== What is being asked ==
Write out the material below again, unchanged.

[A block of data]
•••
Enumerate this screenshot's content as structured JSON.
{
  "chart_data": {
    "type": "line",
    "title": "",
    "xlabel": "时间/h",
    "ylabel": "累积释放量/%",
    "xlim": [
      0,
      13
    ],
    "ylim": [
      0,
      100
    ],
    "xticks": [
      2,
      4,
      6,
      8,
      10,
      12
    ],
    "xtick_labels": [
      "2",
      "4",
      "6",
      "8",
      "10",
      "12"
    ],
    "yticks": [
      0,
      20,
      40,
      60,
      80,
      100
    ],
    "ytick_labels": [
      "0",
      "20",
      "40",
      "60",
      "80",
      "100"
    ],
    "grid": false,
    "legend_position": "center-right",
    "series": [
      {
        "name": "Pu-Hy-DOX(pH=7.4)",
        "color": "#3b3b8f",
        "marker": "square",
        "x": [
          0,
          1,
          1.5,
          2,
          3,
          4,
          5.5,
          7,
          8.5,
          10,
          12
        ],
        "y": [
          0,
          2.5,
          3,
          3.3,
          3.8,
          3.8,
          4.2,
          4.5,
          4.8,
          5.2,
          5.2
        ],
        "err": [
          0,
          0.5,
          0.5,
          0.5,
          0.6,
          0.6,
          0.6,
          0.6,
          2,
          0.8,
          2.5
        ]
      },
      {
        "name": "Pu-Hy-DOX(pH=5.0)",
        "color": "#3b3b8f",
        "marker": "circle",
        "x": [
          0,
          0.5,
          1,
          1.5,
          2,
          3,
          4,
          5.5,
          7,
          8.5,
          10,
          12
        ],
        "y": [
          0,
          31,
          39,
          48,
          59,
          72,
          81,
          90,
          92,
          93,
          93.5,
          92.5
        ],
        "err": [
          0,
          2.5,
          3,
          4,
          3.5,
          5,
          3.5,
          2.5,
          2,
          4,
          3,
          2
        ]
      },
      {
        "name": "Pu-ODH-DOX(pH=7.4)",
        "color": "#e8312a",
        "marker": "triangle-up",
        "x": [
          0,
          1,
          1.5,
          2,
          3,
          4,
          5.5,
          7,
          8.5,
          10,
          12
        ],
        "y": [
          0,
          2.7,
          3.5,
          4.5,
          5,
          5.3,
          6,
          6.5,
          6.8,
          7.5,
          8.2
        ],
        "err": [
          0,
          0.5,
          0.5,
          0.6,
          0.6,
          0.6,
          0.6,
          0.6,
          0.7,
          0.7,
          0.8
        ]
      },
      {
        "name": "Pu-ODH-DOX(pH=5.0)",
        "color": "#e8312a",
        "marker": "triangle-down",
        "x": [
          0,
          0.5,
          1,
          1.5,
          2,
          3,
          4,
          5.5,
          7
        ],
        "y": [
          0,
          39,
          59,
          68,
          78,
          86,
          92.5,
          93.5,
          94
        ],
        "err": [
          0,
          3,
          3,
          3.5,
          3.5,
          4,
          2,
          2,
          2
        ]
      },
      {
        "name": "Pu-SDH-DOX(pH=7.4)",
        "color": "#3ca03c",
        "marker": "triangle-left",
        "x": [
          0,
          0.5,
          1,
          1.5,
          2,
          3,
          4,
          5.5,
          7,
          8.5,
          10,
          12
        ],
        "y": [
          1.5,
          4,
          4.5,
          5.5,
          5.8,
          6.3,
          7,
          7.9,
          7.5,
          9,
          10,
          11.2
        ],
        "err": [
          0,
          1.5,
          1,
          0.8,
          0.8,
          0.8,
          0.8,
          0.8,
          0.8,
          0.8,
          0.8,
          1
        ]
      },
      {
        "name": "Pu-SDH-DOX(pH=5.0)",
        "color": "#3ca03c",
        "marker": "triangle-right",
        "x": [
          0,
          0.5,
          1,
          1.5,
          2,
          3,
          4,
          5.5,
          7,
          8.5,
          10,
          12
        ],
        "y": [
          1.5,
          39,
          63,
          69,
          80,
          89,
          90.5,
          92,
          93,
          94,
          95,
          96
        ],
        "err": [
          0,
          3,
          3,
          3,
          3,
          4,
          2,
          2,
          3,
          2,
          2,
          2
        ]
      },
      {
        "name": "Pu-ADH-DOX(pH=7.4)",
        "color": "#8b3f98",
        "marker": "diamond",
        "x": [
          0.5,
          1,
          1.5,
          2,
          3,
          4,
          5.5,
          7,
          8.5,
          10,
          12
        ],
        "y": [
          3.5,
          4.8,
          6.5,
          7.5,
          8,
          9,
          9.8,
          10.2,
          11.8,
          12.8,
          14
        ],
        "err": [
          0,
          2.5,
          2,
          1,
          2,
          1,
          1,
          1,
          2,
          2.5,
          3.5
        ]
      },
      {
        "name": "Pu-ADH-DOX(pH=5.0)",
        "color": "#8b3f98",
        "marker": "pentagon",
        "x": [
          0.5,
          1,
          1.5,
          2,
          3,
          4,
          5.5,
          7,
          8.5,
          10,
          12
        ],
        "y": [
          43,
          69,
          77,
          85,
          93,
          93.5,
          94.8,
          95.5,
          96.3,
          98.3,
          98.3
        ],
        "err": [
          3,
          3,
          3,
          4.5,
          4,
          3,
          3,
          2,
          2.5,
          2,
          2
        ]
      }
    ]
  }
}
•••
== Result of the task ==
Enumerate this screenshot's content as structured JSON.
{
  "chart_data": {
    "type": "line",
    "title": "",
    "xlabel": "时间/h",
    "ylabel": "累积释放量/%",
    "xlim": [
      0,
      13
    ],
    "ylim": [
      0,
      100
    ],
    "xticks": [
      2,
      4,
      6,
      8,
      10,
      12
    ],
    "xtick_labels": [
      "2",
      "4",
      "6",
      "8",
      "10",
      "12"
    ],
    "yticks": [
      0,
      20,
      40,
      60,
      80,
      100
    ],
    "ytick_labels": [
      "0",
      "20",
      "40",
      "60",
      "80",
      "100"
    ],
    "grid": false,
    "legend_position": "center-right",
    "series": [
      {
        "name": "Pu-Hy-DOX(pH=7.4)",
        "color": "#3b3b8f",
        "marker": "square",
        "x": [
          0,
          1,
          1.5,
          2,
          3,
          4,
          5.5,
          7,
          8.5,
          10,
          12
        ],
        "y": [
          0,
          2.5,
          3,
          3.3,
          3.8,
          3.8,
          4.2,
          4.5,
          4.8,
          5.2,
          5.2
        ],
        "err": [
          0,
          0.5,
          0.5,
          0.5,
          0.6,
          0.6,
          0.6,
          0.6,
          2,
          0.8,
          2.5
        ]
      },
      {
        "name": "Pu-Hy-DOX(pH=5.0)",
        "color": "#3b3b8f",
        "marker": "circle",
        "x": [
          0,
          0.5,
          1,
          1.5,
          2,
          3,
          4,
          5.5,
          7,
          8.5,
          10,
          12
        ],
        "y": [
          0,
          31,
          39,
          48,
          59,
          72,
          81,
          90,
          92,
          93,
          93.5,
          92.5
        ],
        "err": [
          0,
          2.5,
          3,
          4,
          3.5,
          5,
          3.5,
          2.5,
          2,
          4,
          3,
          2
        ]
      },
      {
        "name": "Pu-ODH-DOX(pH=7.4)",
        "color": "#e8312a",
        "marker": "triangle-up",
        "x": [
          0,
          1,
          1.5,
          2,
          3,
          4,
          5.5,
          7,
          8.5,
          10,
          12
        ],
        "y": [
          0,
          2.7,
          3.5,
          4.5,
          5,
          5.3,
          6,
          6.5,
          6.8,
          7.5,
          8.2
        ],
        "err": [
          0,
          0.5,
          0.5,
          0.6,
          0.6,
          0.6,
          0.6,
          0.6,
          0.7,
          0.7,
          0.8
        ]
      },
      {
        "name": "Pu-ODH-DOX(pH=5.0)",
        "color": "#e8312a",
        "marker": "triangle-down",
        "x": [
          0,
          0.5,
          1,
          1.5,
          2,
          3,
          4,
          5.5,
          7
        ],
        "y": [
          0,
          39,
          59,
          68,
          78,
          86,
          92.5,
          93.5,
          94
        ],
        "err": [
          0,
          3,
          3,
          3.5,
          3.5,
          4,
          2,
          2,
          2
        ]
      },
      {
        "name": "Pu-SDH-DOX(pH=7.4)",
        "color": "#3ca03c",
        "marker": "triangle-left",
        "x": [
          0,
          0.5,
          1,
          1.5,
          2,
          3,
          4,
          5.5,
          7,
          8.5,
          10,
          12
        ],
        "y": [
          1.5,
          4,
          4.5,
          5.5,
          5.8,
          6.3,
          7,
          7.9,
          7.5,
          9,
          10,
          11.2
        ],
        "err": [
          0,
          1.5,
          1,
          0.8,
          0.8,
          0.8,
          0.8,
          0.8,
          0.8,
          0.8,
          0.8,
          1
        ]
      },
      {
        "name": "Pu-SDH-DOX(pH=5.0)",
        "color": "#3ca03c",
        "marker": "triangle-right",
        "x": [
          0,
          0.5,
          1,
          1.5,
          2,
          3,
          4,
          5.5,
          7,
          8.5,
          10,
          12
        ],
        "y": [
          1.5,
          39,
          63,
          69,
          80,
          89,
          90.5,
          92,
          93,
          94,
          95,
          96
        ],
        "err": [
          0,
          3,
          3,
          3,
          3,
          4,
          2,
          2,
          3,
          2,
          2,
          2
        ]
      },
      {
        "name": "Pu-ADH-DOX(pH=7.4)",
        "color": "#8b3f98",
        "marker": "diamond",
        "x": [
          0.5,
          1,
          1.5,
          2,
          3,
          4,
          5.5,
          7,
          8.5,
          10,
          12
        ],
        "y": [
          3.5,
          4.8,
          6.5,
          7.5,
          8,
          9,
          9.8,
          10.2,
          11.8,
          12.8,
          14
        ],
        "err": [
          0,
          2.5,
          2,
          1,
          2,
          1,
          1,
          1,
          2,
          2.5,
          3.5
        ]
      },
      {
        "name": "Pu-ADH-DOX(pH=5.0)",
        "color": "#8b3f98",
        "marker": "pentagon",
        "x": [
          0.5,
          1,
          1.5,
          2,
          3,
          4,
          5.5,
          7,
          8.5,
          10,
          12
        ],
        "y": [
          43,
          69,
          77,
          85,
          93,
          93.5,
          94.8,
          95.5,
          96.3,
          98.3,
          98.3
        ],
        "err": [
          3,
          3,
          3,
          4.5,
          4,
          3,
          3,
          2,
          2.5,
          2,
          2
        ]
      }
    ]
  }
}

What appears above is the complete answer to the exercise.